Problem requirements:
Copy the items below word for word, starting at the line that contains "121, 83, 126]" and ending at the line that contains "327, 196, 333]". Include both of those lines.

Dataset content:

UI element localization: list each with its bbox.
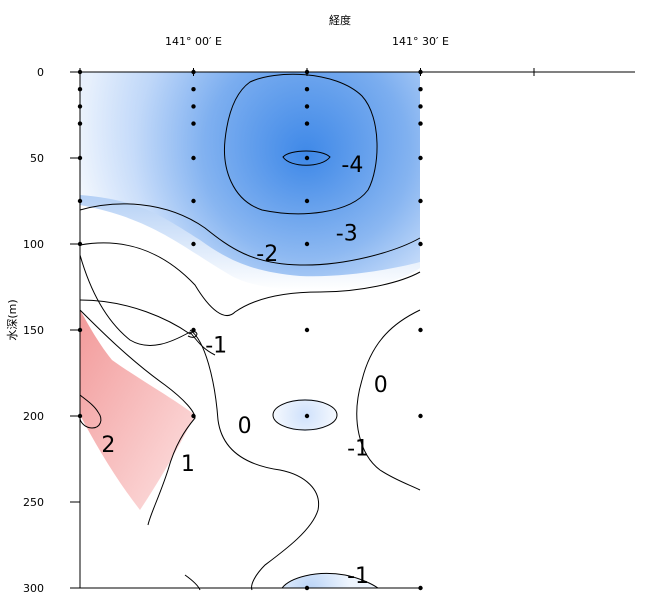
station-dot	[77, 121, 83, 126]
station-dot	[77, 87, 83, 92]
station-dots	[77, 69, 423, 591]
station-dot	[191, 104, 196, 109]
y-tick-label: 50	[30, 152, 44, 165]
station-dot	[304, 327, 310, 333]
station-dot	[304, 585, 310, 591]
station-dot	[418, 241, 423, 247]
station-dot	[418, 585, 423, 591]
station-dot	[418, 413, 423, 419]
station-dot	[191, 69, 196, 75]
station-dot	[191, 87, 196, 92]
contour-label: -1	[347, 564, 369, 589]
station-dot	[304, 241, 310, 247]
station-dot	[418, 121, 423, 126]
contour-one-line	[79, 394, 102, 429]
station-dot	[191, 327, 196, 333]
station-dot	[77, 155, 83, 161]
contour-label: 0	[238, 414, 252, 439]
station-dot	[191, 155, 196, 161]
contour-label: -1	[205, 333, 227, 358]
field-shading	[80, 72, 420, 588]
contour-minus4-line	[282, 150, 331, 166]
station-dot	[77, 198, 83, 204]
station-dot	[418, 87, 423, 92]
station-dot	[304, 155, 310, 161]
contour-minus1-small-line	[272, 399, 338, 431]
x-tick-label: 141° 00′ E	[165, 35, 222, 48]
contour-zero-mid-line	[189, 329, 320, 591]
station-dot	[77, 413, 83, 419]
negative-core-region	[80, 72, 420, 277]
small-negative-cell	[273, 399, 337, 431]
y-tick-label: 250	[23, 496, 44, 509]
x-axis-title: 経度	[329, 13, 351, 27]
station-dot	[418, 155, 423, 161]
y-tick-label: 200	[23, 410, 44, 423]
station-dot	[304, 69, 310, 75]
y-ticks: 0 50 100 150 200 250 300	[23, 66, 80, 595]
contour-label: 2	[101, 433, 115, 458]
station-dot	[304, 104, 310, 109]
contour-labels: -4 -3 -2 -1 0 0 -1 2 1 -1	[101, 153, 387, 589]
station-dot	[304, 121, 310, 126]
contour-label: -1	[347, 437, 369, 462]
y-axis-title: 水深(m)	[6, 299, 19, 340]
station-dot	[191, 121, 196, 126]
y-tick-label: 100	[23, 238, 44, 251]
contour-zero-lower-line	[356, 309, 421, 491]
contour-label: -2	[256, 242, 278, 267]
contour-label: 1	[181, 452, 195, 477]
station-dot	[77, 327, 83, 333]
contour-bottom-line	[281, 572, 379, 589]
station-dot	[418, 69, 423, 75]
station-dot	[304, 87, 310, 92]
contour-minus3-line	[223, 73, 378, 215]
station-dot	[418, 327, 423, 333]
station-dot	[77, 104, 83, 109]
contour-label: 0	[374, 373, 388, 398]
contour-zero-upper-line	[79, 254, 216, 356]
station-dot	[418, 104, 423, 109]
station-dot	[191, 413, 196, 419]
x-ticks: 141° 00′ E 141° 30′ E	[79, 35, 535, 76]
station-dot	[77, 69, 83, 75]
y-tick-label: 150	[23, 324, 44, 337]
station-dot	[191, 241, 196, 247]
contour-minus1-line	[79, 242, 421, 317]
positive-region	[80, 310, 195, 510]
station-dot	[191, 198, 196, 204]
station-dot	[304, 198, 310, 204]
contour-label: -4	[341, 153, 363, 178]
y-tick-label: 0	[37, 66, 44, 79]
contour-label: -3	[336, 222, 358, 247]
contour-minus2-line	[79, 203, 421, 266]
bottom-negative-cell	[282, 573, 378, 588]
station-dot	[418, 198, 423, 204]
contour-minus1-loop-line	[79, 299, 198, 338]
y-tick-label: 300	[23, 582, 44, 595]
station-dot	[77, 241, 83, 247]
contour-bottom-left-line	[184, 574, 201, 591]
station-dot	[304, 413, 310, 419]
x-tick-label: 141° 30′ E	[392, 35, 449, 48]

--

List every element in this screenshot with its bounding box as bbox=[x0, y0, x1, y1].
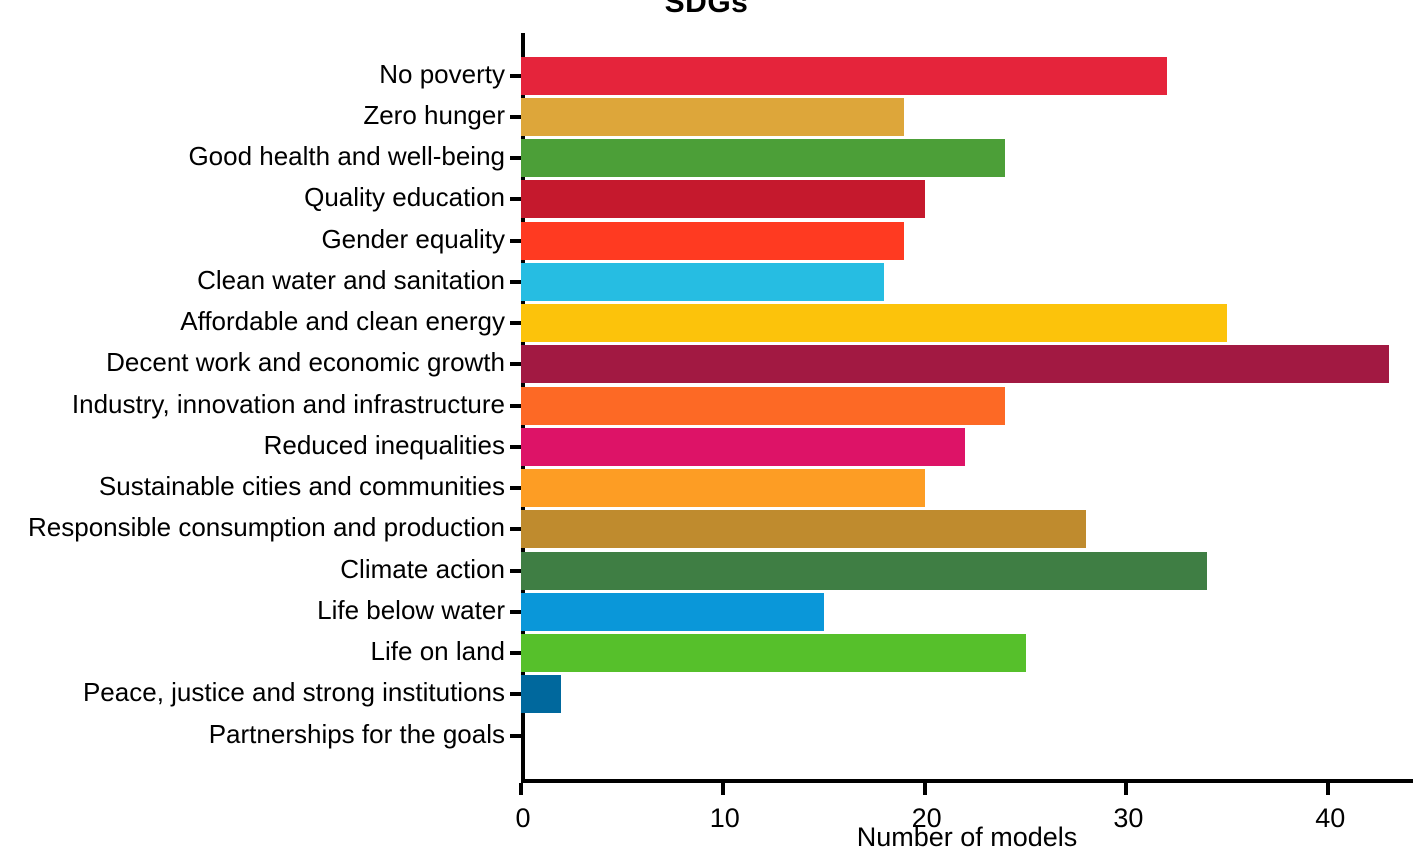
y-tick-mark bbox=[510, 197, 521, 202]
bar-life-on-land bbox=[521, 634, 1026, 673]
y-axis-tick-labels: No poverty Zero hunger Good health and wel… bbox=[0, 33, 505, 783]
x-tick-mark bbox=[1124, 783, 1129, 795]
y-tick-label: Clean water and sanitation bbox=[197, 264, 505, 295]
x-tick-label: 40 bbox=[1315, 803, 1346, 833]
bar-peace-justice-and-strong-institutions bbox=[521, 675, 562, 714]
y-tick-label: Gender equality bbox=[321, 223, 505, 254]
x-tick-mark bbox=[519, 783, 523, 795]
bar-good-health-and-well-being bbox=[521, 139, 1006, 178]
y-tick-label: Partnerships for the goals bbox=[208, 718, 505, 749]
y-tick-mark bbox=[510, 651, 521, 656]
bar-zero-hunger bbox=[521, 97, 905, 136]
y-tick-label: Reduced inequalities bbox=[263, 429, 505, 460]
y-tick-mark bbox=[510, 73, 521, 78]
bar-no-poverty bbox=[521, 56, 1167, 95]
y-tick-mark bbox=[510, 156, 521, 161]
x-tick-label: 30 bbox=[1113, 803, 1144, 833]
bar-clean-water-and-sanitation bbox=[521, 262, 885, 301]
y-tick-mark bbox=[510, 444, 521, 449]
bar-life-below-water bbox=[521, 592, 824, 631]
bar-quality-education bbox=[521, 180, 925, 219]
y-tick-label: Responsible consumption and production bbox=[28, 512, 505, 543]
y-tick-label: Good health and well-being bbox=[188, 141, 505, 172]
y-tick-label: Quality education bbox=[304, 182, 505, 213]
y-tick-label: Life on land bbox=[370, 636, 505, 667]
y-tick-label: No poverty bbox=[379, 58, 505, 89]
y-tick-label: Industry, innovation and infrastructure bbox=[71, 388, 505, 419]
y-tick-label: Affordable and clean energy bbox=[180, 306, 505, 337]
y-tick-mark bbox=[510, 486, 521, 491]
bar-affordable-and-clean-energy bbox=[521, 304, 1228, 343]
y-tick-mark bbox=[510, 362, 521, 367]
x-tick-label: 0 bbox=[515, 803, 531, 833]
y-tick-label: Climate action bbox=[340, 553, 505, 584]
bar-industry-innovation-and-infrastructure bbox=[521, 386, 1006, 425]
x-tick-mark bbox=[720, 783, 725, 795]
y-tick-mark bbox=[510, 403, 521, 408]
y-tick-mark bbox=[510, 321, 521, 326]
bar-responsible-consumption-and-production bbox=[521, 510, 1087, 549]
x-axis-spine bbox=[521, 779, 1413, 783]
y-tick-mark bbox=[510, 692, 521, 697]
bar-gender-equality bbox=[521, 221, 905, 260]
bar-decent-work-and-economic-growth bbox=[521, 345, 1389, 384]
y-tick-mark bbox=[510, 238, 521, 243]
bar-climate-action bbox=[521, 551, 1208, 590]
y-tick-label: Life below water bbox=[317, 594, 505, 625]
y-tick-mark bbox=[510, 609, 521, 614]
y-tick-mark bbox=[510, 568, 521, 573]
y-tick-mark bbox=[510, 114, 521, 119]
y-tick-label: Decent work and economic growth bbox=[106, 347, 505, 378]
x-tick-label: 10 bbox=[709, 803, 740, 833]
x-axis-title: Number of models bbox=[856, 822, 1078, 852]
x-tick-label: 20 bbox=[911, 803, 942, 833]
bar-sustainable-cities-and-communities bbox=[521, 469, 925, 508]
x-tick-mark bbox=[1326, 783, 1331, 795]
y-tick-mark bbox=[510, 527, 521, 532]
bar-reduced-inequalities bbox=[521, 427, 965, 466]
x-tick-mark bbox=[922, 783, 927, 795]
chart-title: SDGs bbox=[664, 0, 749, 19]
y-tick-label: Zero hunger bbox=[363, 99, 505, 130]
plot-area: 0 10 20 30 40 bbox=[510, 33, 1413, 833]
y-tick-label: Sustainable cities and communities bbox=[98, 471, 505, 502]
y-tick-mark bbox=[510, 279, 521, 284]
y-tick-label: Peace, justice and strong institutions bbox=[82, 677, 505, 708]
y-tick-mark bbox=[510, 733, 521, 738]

==

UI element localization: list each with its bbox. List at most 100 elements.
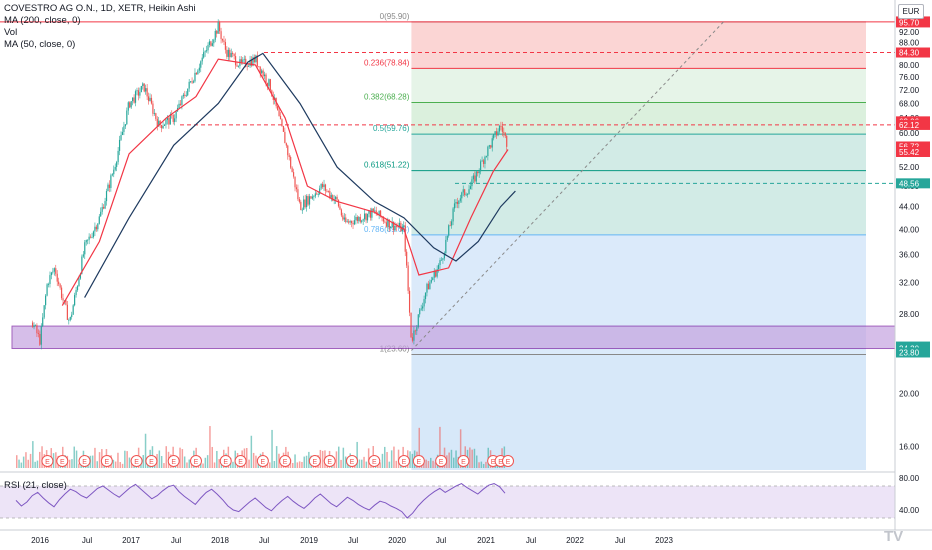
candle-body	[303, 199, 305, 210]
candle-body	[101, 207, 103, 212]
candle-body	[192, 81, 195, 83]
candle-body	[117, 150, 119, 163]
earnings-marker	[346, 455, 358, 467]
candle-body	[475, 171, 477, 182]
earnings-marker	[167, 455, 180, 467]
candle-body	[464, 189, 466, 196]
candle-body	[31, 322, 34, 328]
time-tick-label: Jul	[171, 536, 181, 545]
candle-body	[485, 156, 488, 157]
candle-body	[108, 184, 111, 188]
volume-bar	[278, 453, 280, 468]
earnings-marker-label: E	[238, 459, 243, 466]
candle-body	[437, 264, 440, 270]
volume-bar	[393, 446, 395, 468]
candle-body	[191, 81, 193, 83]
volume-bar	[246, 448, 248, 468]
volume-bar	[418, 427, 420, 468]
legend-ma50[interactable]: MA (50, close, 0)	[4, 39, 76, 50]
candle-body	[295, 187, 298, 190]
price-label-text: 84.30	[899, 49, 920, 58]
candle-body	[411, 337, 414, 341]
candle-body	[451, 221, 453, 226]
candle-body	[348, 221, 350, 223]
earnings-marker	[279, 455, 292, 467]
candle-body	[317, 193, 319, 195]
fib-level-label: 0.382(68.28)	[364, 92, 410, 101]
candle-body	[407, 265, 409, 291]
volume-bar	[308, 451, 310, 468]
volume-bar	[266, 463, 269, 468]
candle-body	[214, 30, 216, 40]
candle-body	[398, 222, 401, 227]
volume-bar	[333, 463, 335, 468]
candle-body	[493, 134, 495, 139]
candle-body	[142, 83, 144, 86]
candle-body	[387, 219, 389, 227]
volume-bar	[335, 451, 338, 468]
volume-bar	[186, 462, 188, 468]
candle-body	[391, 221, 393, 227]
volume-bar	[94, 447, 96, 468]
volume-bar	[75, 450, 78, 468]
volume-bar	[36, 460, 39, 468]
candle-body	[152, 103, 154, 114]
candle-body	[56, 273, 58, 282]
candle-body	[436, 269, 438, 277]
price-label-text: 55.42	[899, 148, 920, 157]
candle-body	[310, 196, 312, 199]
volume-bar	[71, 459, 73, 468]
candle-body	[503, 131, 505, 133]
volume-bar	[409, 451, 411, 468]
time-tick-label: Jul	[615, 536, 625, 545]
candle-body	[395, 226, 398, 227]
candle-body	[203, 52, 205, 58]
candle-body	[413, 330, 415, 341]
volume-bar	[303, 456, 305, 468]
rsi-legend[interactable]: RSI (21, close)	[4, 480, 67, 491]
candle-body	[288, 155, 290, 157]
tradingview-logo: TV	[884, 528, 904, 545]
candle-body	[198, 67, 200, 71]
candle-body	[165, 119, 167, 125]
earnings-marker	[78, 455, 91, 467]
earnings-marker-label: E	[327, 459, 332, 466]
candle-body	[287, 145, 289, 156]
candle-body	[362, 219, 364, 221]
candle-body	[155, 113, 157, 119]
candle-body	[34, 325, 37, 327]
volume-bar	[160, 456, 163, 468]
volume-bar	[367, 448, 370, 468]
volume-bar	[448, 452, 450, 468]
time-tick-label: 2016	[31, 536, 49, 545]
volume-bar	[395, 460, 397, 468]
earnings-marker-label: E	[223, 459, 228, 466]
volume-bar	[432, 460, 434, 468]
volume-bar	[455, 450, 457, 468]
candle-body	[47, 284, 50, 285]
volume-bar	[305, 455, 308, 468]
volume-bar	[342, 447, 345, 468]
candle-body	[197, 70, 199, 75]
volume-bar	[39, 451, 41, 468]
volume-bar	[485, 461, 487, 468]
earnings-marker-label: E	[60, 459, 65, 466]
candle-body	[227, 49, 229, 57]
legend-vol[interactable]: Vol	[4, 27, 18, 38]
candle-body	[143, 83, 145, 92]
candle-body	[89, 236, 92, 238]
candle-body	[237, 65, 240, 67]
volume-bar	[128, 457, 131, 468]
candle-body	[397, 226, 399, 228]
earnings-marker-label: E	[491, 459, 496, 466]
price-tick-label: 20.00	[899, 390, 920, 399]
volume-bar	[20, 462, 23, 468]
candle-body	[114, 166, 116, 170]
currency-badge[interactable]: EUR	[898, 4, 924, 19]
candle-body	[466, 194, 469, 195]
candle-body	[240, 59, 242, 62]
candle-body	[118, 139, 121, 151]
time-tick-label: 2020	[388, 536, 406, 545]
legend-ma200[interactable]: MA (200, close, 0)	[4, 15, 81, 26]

Response for this exercise:
station-dot	[77, 121, 83, 126]
station-dot	[77, 87, 83, 92]
station-dots	[77, 69, 423, 591]
station-dot	[191, 104, 196, 109]
y-tick-label: 50	[30, 152, 44, 165]
station-dot	[304, 327, 310, 333]
station-dot	[304, 585, 310, 591]
station-dot	[418, 241, 423, 247]
station-dot	[418, 585, 423, 591]
station-dot	[418, 413, 423, 419]
station-dot	[191, 69, 196, 75]
station-dot	[191, 87, 196, 92]
contour-label: -1	[347, 564, 369, 589]
station-dot	[304, 241, 310, 247]
station-dot	[418, 121, 423, 126]
contour-one-line	[79, 394, 102, 429]
station-dot	[191, 327, 196, 333]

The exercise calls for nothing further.